> Stated problem: In the records below, find the line containing "Type out the text in this image.". Output it and every line after it to the end, unchanged, with no pictures.

> Input material:
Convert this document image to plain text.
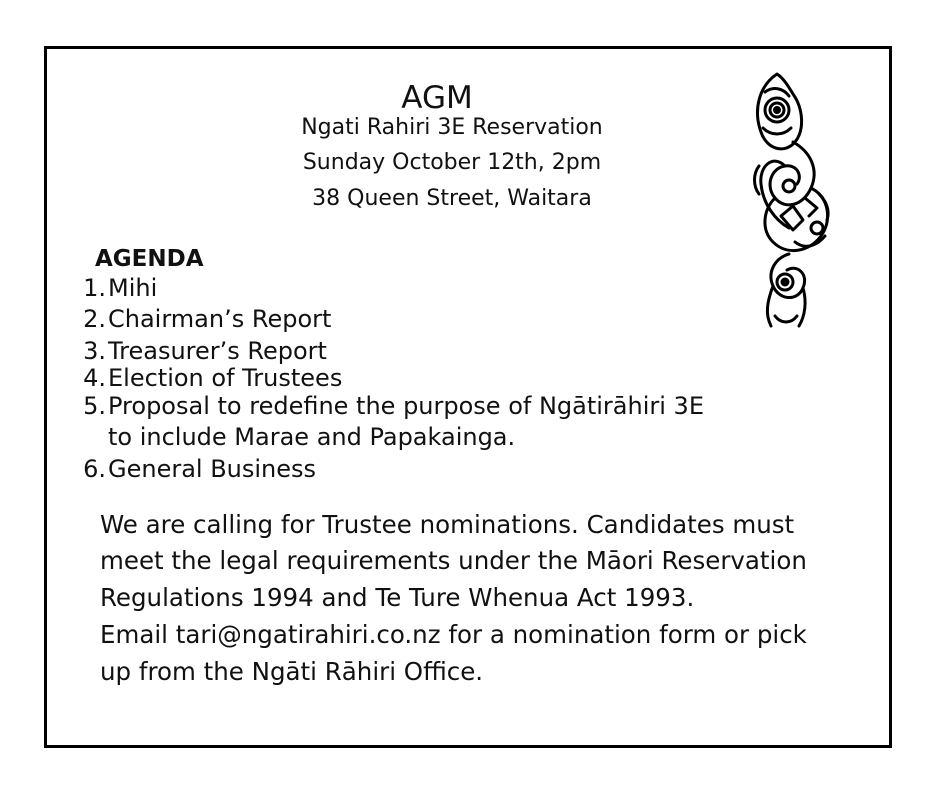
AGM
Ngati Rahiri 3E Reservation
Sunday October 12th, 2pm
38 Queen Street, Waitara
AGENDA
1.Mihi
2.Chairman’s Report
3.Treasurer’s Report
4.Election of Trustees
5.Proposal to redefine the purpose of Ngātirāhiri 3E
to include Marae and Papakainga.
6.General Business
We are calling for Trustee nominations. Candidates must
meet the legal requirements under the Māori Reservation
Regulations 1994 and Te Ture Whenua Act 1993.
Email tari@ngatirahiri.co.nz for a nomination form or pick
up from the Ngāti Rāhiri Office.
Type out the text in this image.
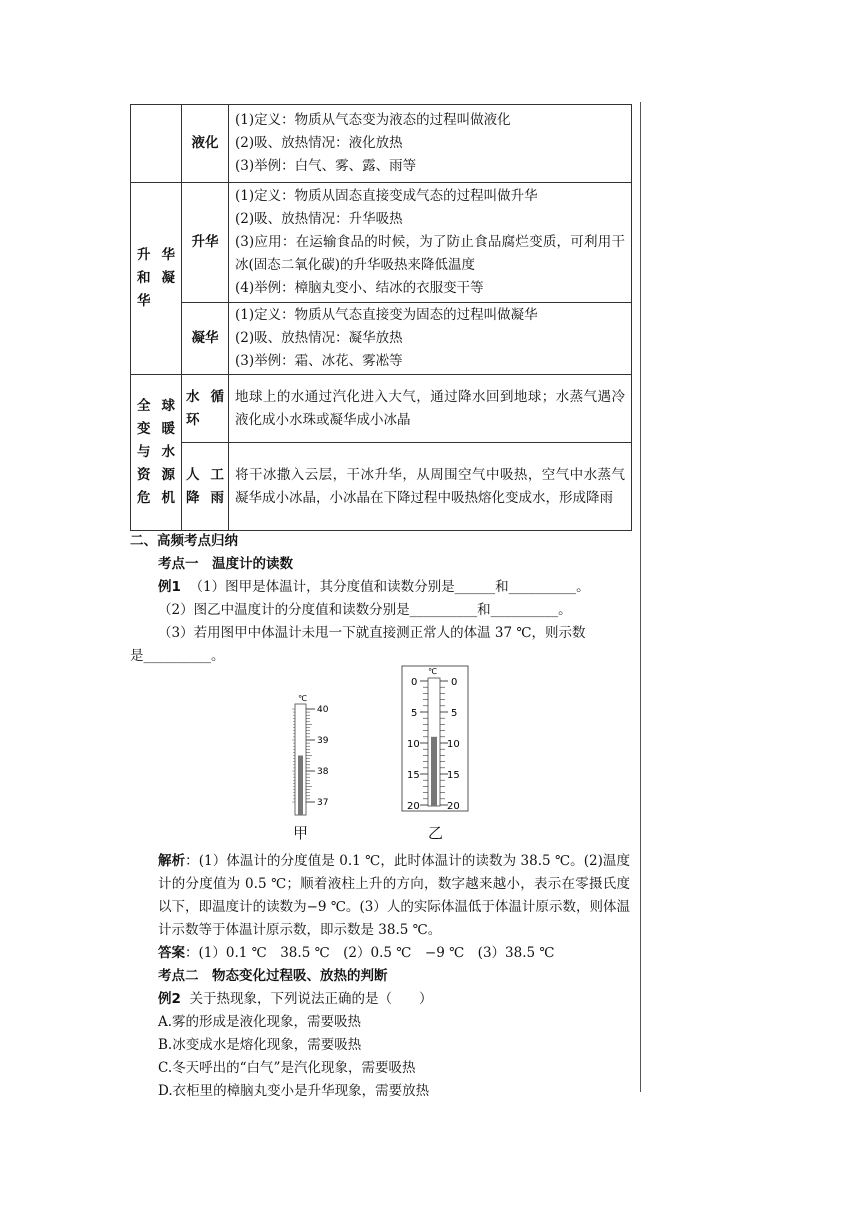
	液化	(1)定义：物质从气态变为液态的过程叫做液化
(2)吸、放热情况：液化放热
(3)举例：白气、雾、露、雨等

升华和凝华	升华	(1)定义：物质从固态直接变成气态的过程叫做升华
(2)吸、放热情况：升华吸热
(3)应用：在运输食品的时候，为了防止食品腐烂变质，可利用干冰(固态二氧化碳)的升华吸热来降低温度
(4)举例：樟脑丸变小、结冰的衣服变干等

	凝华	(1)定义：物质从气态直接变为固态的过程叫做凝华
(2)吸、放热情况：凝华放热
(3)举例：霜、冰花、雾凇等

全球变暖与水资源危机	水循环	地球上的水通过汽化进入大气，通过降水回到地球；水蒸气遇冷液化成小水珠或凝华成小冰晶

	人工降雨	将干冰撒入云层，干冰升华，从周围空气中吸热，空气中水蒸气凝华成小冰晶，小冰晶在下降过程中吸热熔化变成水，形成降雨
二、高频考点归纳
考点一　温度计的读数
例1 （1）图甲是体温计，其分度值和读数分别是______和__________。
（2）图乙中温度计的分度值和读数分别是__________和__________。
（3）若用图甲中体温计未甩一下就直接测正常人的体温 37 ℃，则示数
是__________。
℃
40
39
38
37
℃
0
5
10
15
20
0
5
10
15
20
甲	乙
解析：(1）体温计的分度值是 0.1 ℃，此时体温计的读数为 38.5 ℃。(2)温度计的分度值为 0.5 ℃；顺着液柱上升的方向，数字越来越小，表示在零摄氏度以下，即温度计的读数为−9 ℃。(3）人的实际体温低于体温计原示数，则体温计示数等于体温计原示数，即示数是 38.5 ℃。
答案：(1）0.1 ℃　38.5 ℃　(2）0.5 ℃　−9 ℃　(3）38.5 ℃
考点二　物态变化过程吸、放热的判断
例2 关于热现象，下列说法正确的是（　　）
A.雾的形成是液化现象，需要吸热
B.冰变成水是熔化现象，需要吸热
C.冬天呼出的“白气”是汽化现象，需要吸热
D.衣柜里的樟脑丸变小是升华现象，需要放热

> Response to the task:
Type out the text in this image.
	液化	(1)定义：物质从气态变为液态的过程叫做液化
(2)吸、放热情况：液化放热
(3)举例：白气、雾、露、雨等

升华和凝华	升华	(1)定义：物质从固态直接变成气态的过程叫做升华
(2)吸、放热情况：升华吸热
(3)应用：在运输食品的时候，为了防止食品腐烂变质，可利用干冰(固态二氧化碳)的升华吸热来降低温度
(4)举例：樟脑丸变小、结冰的衣服变干等

	凝华	(1)定义：物质从气态直接变为固态的过程叫做凝华
(2)吸、放热情况：凝华放热
(3)举例：霜、冰花、雾凇等

全球变暖与水资源危机	水循环	地球上的水通过汽化进入大气，通过降水回到地球；水蒸气遇冷液化成小水珠或凝华成小冰晶

	人工降雨	将干冰撒入云层，干冰升华，从周围空气中吸热，空气中水蒸气凝华成小冰晶，小冰晶在下降过程中吸热熔化变成水，形成降雨
二、高频考点归纳
考点一　温度计的读数
例1 （1）图甲是体温计，其分度值和读数分别是______和__________。
（2）图乙中温度计的分度值和读数分别是__________和__________。
（3）若用图甲中体温计未甩一下就直接测正常人的体温 37 ℃，则示数
是__________。
℃
40
39
38
37
℃
0
5
10
15
20
0
5
10
15
20
甲	乙
解析：(1）体温计的分度值是 0.1 ℃，此时体温计的读数为 38.5 ℃。(2)温度计的分度值为 0.5 ℃；顺着液柱上升的方向，数字越来越小，表示在零摄氏度以下，即温度计的读数为−9 ℃。(3）人的实际体温低于体温计原示数，则体温计示数等于体温计原示数，即示数是 38.5 ℃。
答案：(1）0.1 ℃　38.5 ℃　(2）0.5 ℃　−9 ℃　(3）38.5 ℃
考点二　物态变化过程吸、放热的判断
例2 关于热现象，下列说法正确的是（　　）
A.雾的形成是液化现象，需要吸热
B.冰变成水是熔化现象，需要吸热
C.冬天呼出的“白气”是汽化现象，需要吸热
D.衣柜里的樟脑丸变小是升华现象，需要放热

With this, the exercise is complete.